À FAIRE:
[1] Pouvez-vous renommer « mastery-cell » en « proficiency-cell » dans les lignes de données, depuis le début de ces lignes jusqu'à la ligne contenant « performance-desc-cell: موريد مروموسكن » incluse, en recopiant ces lignes seules sans rien y changer d'autre ?
[2] Pouvez-vous poursuivre le récit du festival après sa dernière phrase ?

-------- EXTRAIT À LIRE

Nous nous installons au comptoir du Cha Cha et nous sommes surpris de nous y sentir chez nous. Bien que nous ne nous fondons pas parmi la faune locale, personne ne nous en tiens rigueur. Nous commandons une grosse Tremblay en attendant Xela Edna. Encore une fois, la barmaid éteint la musique du bar, qui est aux antipodes de la prestation qui s’en vient. Ce soir, nous avons droit au canal Classic Rock de Stingray Music. Les premiers beats électro du trio nous font vite oublier CCR et The Eagles. Les spectateurs venus voir le show sont plus nombreux qu’hier. Les gens sont plus festifs. Les gens dansent, grognent, se défoulent. Pendant ce temps, les deux chanteuses nous envoutent par leurs mouvements sensuels et leurs voix oniriques.
Dimanche le 22 mai
La journée débute avec un Super Plage en forme, malgré une température maussade. Il se donne corps et âme, toujours fidèle à lui-même, nous confiant qu’il aime recevoir de la drogue gratuite, avant de chanter la pomme à une spectatrice en lui tenant la main.
Entre deux menaces de tempête et trois gouttes de pluie, il faut être bien motivés pour décider d’aller au festival ce jour là. Sous un ciel gris, nous pouvons voir le show des Hôtesses d’Hilaire, et même si les circonstances météorologiques ne sont pas idéales, nous sommes vraiment étonnés du peu de monde qui est là. Malgré tout, les Hôtesses donnent un show parfait, très 70’s comme d’habitude. Le groupe est en forme. Ensuite il y a Douance et leur shoegaze-grunge. Une belle énergie sur scène, dommage que le monde ne soit pas au rendez vous, c’est un groupe qui mérite plus niveau foule.
Nous avons ensuite l’occasion de voir la fin du set de Calamine, qui a de son côté un public qui se fait entendre. Très à l’aise sur la scène, cette artiste livre avec le sourire et l’humour qu’on lui connait son répertoire hip-hop relax.

----------------
-------- DONNÉES DE LA TÂCHE

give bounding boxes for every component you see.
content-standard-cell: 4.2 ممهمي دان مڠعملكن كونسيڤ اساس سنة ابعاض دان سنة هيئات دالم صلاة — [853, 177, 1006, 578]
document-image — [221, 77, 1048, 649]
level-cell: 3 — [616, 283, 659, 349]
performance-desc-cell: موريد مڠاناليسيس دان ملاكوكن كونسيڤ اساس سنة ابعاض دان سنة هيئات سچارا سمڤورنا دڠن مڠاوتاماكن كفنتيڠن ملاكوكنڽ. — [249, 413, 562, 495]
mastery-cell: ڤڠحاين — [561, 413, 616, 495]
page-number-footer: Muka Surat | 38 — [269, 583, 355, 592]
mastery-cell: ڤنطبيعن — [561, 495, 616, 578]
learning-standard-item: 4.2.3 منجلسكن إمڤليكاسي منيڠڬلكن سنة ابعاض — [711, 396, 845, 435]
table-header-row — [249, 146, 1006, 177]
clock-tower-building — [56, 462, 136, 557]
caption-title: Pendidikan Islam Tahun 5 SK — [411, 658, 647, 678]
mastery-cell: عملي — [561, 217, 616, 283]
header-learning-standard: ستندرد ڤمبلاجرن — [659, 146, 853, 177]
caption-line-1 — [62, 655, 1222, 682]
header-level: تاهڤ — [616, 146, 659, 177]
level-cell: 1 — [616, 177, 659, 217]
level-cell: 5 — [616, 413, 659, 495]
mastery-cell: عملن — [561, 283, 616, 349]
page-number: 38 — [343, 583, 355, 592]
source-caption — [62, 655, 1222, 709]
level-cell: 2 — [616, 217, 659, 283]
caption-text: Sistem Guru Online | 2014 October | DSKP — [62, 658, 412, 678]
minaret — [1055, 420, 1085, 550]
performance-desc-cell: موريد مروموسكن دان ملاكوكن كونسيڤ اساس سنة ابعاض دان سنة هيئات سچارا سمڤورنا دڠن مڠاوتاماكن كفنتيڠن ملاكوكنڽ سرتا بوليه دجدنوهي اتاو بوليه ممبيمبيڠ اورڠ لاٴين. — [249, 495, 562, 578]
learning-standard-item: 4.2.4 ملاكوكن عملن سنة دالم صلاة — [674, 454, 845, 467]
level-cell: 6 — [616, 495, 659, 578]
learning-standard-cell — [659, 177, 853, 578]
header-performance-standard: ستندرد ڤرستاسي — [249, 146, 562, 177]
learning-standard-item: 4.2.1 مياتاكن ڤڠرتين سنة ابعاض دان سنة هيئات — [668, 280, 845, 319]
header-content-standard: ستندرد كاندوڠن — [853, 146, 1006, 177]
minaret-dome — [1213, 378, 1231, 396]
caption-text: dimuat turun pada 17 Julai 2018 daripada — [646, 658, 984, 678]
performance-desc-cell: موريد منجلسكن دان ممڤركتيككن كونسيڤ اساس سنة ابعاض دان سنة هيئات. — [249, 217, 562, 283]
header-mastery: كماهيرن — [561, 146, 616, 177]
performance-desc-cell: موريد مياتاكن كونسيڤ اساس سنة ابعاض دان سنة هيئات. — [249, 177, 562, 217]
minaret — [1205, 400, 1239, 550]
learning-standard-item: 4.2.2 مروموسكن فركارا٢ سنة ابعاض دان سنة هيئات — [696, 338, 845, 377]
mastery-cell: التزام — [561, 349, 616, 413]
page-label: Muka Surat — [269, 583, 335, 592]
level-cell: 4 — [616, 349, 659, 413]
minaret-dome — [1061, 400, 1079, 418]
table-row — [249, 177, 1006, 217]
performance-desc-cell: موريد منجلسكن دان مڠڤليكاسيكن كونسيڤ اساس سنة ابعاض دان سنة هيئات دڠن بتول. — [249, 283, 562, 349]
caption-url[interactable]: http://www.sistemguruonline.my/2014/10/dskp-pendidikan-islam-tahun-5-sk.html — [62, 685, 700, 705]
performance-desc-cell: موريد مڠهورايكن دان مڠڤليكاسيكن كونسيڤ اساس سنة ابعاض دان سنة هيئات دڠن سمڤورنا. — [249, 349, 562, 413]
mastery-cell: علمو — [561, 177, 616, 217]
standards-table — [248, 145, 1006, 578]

----------------

RÉPONSES PAR TÂCHE:
[1]
give bounding boxes for every component you see.
content-standard-cell: 4.2 ممهمي دان مڠعملكن كونسيڤ اساس سنة ابعاض دان سنة هيئات دالم صلاة — [853, 177, 1006, 578]
document-image — [221, 77, 1048, 649]
level-cell: 3 — [616, 283, 659, 349]
performance-desc-cell: موريد مڠاناليسيس دان ملاكوكن كونسيڤ اساس سنة ابعاض دان سنة هيئات سچارا سمڤورنا دڠن مڠاوتاماكن كفنتيڠن ملاكوكنڽ. — [249, 413, 562, 495]
proficiency-cell: ڤڠحاين — [561, 413, 616, 495]
page-number-footer: Muka Surat | 38 — [269, 583, 355, 592]
proficiency-cell: ڤنطبيعن — [561, 495, 616, 578]
learning-standard-item: 4.2.3 منجلسكن إمڤليكاسي منيڠڬلكن سنة ابعاض — [711, 396, 845, 435]
table-header-row — [249, 146, 1006, 177]
clock-tower-building — [56, 462, 136, 557]
caption-title: Pendidikan Islam Tahun 5 SK — [411, 658, 647, 678]
proficiency-cell: عملي — [561, 217, 616, 283]
header-learning-standard: ستندرد ڤمبلاجرن — [659, 146, 853, 177]
caption-line-1 — [62, 655, 1222, 682]
header-level: تاهڤ — [616, 146, 659, 177]
level-cell: 1 — [616, 177, 659, 217]
level-cell: 5 — [616, 413, 659, 495]
proficiency-cell: عملن — [561, 283, 616, 349]
page-number: 38 — [343, 583, 355, 592]
source-caption — [62, 655, 1222, 709]
level-cell: 2 — [616, 217, 659, 283]
caption-text: Sistem Guru Online | 2014 October | DSKP — [62, 658, 412, 678]
minaret — [1055, 420, 1085, 550]
performance-desc-cell: موريد مروموسكن دان ملاكوكن كونسيڤ اساس سنة ابعاض دان سنة هيئات سچارا سمڤورنا دڠن مڠاوتاماكن كفنتيڠن ملاكوكنڽ سرتا بوليه دجدنوهي اتاو بوليه ممبيمبيڠ اورڠ لاٴين. — [249, 495, 562, 578]

[2]
Un petit crochet par le Saint Graal pour s’entasser afin de voir un bout du show de Virginie B, juste assez pour constater que la formule duo lui va bien. Nous sortons assez vite pour ne pas rater le début du show de Thierry Larose, et pour sortir des effluves de transpirations du Saint Graal.
C’est après une première partie surprise de Vanille que Thierry et son band de feu ont débarqué sur la jolie scène bleu orange. Livraison impeccable, énergie débordante, et un coucher de soleil qui s’accorde avec ce mélange de proximité et de grands espaces que propose l’artiste. Gros coup de cœur pour L’Ile a 25 sous, une de ses meilleures chansons selon notre collègue Antoine. Il y a du beau monde pour l’accompagner sur la scène comme Sam Beaulé à la basse, Alexandre Martel aux guitares ou encore Lou-Adriane Cassidy aux claviers et chœurs: une belle brochette de valeurs sûres pour un show enivrant.
Mais le temps passe vite! Nous nous retrouvons un peu plus tard dans l’église Sainte-Thérèse pour assister au spectacle de Pierre Lapointe en piano solo. L’artiste livre avec une grande simplicité ses chansons intemporelles, l’émotion est au rendez vous. On tient à faire une mention particulière pour ses interventions, parfaites, qui nous donnent à la fois un bon contexte pour apprécier ses œuvres tout en étant drôle et parfois décalées. Nous en ressortons rempli d’apaisement, et puis l’on entend au loin Le Couleur, qui est en train de mettre le feu à la scène Desjardins.
Alors qu’Antoine s’en retourne à la maison, satisfait de sa journée, malgré une légère déception face à une édition du festival avec des spectateurs un peu moins au rendez-vous, nous sommes assis au comptoir du Cha Cha pour une troisième soirée. Grosse Tremblay à la main, nous discutons avec la serveuse qui commence à bien nous connaître, fidèle au poste depuis vendredi soir. Elle voit les prestations d’un bon oeil, amenant un vent de fraîcheur dans son bar, plutôt reconnu pour ses réguliers bon vivants qui se connaissent tous. Son sourire est fatigué et elle assure tout de même aux habitués de la place que le tout va revenir à la normale la semaine prochaine.
L i l a balance leur premières notes devant une faible assistance chapeautée par une table de vieux tannants qui parlent un peu fort. La voix précise et puissante de la chanteuse les dompte un peu, autant que l’ont peu dompter des vieux hommes qui en ont toujours fait à leur tête. Le spectacle est sans faute. Chaque chanson a sa place. Nous avons même droit à une nouvelle pièce plus abrasive qui met l’eau à la bouche pour un nouvel album.
C’est ce qui clôt notre aventure à Santa Teresa, et on a déjà hâte à l’an prochain! En espérant que tout soit encore au rendez-vous… avec idéalement plus de monde, et moins de tornades!